Source material ->
= Beginning of Section =

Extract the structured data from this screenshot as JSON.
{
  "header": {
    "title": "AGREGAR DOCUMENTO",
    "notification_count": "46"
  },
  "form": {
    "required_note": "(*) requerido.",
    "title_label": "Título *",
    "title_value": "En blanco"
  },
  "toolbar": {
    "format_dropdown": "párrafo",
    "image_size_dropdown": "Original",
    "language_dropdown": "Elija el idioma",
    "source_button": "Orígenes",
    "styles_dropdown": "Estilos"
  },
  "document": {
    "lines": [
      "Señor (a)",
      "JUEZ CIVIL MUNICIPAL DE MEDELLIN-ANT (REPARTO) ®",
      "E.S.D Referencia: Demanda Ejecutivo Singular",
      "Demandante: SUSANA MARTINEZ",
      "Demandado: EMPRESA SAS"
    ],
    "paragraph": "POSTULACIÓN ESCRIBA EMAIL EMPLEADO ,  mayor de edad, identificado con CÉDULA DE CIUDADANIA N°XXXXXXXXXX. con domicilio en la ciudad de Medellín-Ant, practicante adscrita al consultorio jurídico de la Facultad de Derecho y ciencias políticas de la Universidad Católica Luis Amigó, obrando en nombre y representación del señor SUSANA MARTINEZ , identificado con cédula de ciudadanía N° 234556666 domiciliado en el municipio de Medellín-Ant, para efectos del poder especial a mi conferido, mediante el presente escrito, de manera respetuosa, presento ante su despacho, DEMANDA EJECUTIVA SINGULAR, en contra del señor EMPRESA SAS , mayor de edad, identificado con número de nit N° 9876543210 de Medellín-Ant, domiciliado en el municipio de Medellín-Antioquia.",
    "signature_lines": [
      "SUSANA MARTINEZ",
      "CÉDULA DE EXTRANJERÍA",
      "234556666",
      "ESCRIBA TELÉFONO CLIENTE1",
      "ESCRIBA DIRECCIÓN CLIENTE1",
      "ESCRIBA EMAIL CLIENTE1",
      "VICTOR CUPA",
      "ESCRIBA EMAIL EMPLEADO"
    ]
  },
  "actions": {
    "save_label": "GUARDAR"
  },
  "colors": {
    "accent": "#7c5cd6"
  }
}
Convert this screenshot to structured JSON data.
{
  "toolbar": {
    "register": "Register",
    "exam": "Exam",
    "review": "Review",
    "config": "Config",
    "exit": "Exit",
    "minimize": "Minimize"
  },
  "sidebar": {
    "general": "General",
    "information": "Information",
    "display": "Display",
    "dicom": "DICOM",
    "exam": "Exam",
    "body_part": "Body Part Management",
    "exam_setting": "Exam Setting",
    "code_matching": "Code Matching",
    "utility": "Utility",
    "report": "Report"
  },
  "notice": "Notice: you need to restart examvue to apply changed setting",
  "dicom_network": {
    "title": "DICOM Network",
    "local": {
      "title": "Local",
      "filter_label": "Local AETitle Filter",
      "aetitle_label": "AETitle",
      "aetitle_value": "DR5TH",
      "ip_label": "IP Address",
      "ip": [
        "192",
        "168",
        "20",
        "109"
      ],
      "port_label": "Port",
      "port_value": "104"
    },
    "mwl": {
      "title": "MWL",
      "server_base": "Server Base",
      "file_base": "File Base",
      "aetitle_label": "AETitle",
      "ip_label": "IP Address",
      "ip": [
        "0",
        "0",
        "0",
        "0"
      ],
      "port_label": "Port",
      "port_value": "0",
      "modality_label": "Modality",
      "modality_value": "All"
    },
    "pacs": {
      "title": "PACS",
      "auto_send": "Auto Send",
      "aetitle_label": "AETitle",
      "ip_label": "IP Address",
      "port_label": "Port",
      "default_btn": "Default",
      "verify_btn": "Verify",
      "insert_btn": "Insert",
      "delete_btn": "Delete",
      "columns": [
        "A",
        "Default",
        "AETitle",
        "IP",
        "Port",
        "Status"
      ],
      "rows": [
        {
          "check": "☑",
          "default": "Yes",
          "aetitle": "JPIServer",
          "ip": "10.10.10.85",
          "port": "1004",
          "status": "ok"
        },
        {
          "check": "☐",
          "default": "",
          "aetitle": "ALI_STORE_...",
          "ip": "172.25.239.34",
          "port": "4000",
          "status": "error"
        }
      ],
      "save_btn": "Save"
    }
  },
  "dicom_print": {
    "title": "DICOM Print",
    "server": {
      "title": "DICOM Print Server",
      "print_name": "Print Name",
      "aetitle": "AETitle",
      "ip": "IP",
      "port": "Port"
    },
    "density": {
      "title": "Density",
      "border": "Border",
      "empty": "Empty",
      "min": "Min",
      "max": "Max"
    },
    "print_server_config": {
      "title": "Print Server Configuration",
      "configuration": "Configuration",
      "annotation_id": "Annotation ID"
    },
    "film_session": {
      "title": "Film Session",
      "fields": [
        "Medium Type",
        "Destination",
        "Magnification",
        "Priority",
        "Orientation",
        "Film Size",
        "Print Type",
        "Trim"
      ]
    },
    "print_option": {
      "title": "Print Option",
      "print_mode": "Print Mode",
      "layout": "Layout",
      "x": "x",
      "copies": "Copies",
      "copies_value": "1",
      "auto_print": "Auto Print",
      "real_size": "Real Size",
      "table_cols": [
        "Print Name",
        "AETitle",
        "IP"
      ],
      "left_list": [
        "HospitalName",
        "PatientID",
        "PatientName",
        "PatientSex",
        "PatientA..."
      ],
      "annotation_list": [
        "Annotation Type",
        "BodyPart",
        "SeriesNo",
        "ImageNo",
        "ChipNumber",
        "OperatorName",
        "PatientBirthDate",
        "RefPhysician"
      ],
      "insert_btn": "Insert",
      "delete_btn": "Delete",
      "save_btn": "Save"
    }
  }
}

= End of Section =

Work order -> Once more, write out the records exactly as they are.

Exercise response ->
Extract the structured data from this screenshot as JSON.
{
  "header": {
    "title": "AGREGAR DOCUMENTO",
    "notification_count": "46"
  },
  "form": {
    "required_note": "(*) requerido.",
    "title_label": "Título *",
    "title_value": "En blanco"
  },
  "toolbar": {
    "format_dropdown": "párrafo",
    "image_size_dropdown": "Original",
    "language_dropdown": "Elija el idioma",
    "source_button": "Orígenes",
    "styles_dropdown": "Estilos"
  },
  "document": {
    "lines": [
      "Señor (a)",
      "JUEZ CIVIL MUNICIPAL DE MEDELLIN-ANT (REPARTO) ®",
      "E.S.D Referencia: Demanda Ejecutivo Singular",
      "Demandante: SUSANA MARTINEZ",
      "Demandado: EMPRESA SAS"
    ],
    "paragraph": "POSTULACIÓN ESCRIBA EMAIL EMPLEADO ,  mayor de edad, identificado con CÉDULA DE CIUDADANIA N°XXXXXXXXXX. con domicilio en la ciudad de Medellín-Ant, practicante adscrita al consultorio jurídico de la Facultad de Derecho y ciencias políticas de la Universidad Católica Luis Amigó, obrando en nombre y representación del señor SUSANA MARTINEZ , identificado con cédula de ciudadanía N° 234556666 domiciliado en el municipio de Medellín-Ant, para efectos del poder especial a mi conferido, mediante el presente escrito, de manera respetuosa, presento ante su despacho, DEMANDA EJECUTIVA SINGULAR, en contra del señor EMPRESA SAS , mayor de edad, identificado con número de nit N° 9876543210 de Medellín-Ant, domiciliado en el municipio de Medellín-Antioquia.",
    "signature_lines": [
      "SUSANA MARTINEZ",
      "CÉDULA DE EXTRANJERÍA",
      "234556666",
      "ESCRIBA TELÉFONO CLIENTE1",
      "ESCRIBA DIRECCIÓN CLIENTE1",
      "ESCRIBA EMAIL CLIENTE1",
      "VICTOR CUPA",
      "ESCRIBA EMAIL EMPLEADO"
    ]
  },
  "actions": {
    "save_label": "GUARDAR"
  },
  "colors": {
    "accent": "#7c5cd6"
  }
}
Convert this screenshot to structured JSON data.
{
  "toolbar": {
    "register": "Register",
    "exam": "Exam",
    "review": "Review",
    "config": "Config",
    "exit": "Exit",
    "minimize": "Minimize"
  },
  "sidebar": {
    "general": "General",
    "information": "Information",
    "display": "Display",
    "dicom": "DICOM",
    "exam": "Exam",
    "body_part": "Body Part Management",
    "exam_setting": "Exam Setting",
    "code_matching": "Code Matching",
    "utility": "Utility",
    "report": "Report"
  },
  "notice": "Notice: you need to restart examvue to apply changed setting",
  "dicom_network": {
    "title": "DICOM Network",
    "local": {
      "title": "Local",
      "filter_label": "Local AETitle Filter",
      "aetitle_label": "AETitle",
      "aetitle_value": "DR5TH",
      "ip_label": "IP Address",
      "ip": [
        "192",
        "168",
        "20",
        "109"
      ],
      "port_label": "Port",
      "port_value": "104"
    },
    "mwl": {
      "title": "MWL",
      "server_base": "Server Base",
      "file_base": "File Base",
      "aetitle_label": "AETitle",
      "ip_label": "IP Address",
      "ip": [
        "0",
        "0",
        "0",
        "0"
      ],
      "port_label": "Port",
      "port_value": "0",
      "modality_label": "Modality",
      "modality_value": "All"
    },
    "pacs": {
      "title": "PACS",
      "auto_send": "Auto Send",
      "aetitle_label": "AETitle",
      "ip_label": "IP Address",
      "port_label": "Port",
      "default_btn": "Default",
      "verify_btn": "Verify",
      "insert_btn": "Insert",
      "delete_btn": "Delete",
      "columns": [
        "A",
        "Default",
        "AETitle",
        "IP",
        "Port",
        "Status"
      ],
      "rows": [
        {
          "check": "☑",
          "default": "Yes",
          "aetitle": "JPIServer",
          "ip": "10.10.10.85",
          "port": "1004",
          "status": "ok"
        },
        {
          "check": "☐",
          "default": "",
          "aetitle": "ALI_STORE_...",
          "ip": "172.25.239.34",
          "port": "4000",
          "status": "error"
        }
      ],
      "save_btn": "Save"
    }
  },
  "dicom_print": {
    "title": "DICOM Print",
    "server": {
      "title": "DICOM Print Server",
      "print_name": "Print Name",
      "aetitle": "AETitle",
      "ip": "IP",
      "port": "Port"
    },
    "density": {
      "title": "Density",
      "border": "Border",
      "empty": "Empty",
      "min": "Min",
      "max": "Max"
    },
    "print_server_config": {
      "title": "Print Server Configuration",
      "configuration": "Configuration",
      "annotation_id": "Annotation ID"
    },
    "film_session": {
      "title": "Film Session",
      "fields": [
        "Medium Type",
        "Destination",
        "Magnification",
        "Priority",
        "Orientation",
        "Film Size",
        "Print Type",
        "Trim"
      ]
    },
    "print_option": {
      "title": "Print Option",
      "print_mode": "Print Mode",
      "layout": "Layout",
      "x": "x",
      "copies": "Copies",
      "copies_value": "1",
      "auto_print": "Auto Print",
      "real_size": "Real Size",
      "table_cols": [
        "Print Name",
        "AETitle",
        "IP"
      ],
      "left_list": [
        "HospitalName",
        "PatientID",
        "PatientName",
        "PatientSex",
        "PatientA..."
      ],
      "annotation_list": [
        "Annotation Type",
        "BodyPart",
        "SeriesNo",
        "ImageNo",
        "ChipNumber",
        "OperatorName",
        "PatientBirthDate",
        "RefPhysician"
      ],
      "insert_btn": "Insert",
      "delete_btn": "Delete",
      "save_btn": "Save"
    }
  }
}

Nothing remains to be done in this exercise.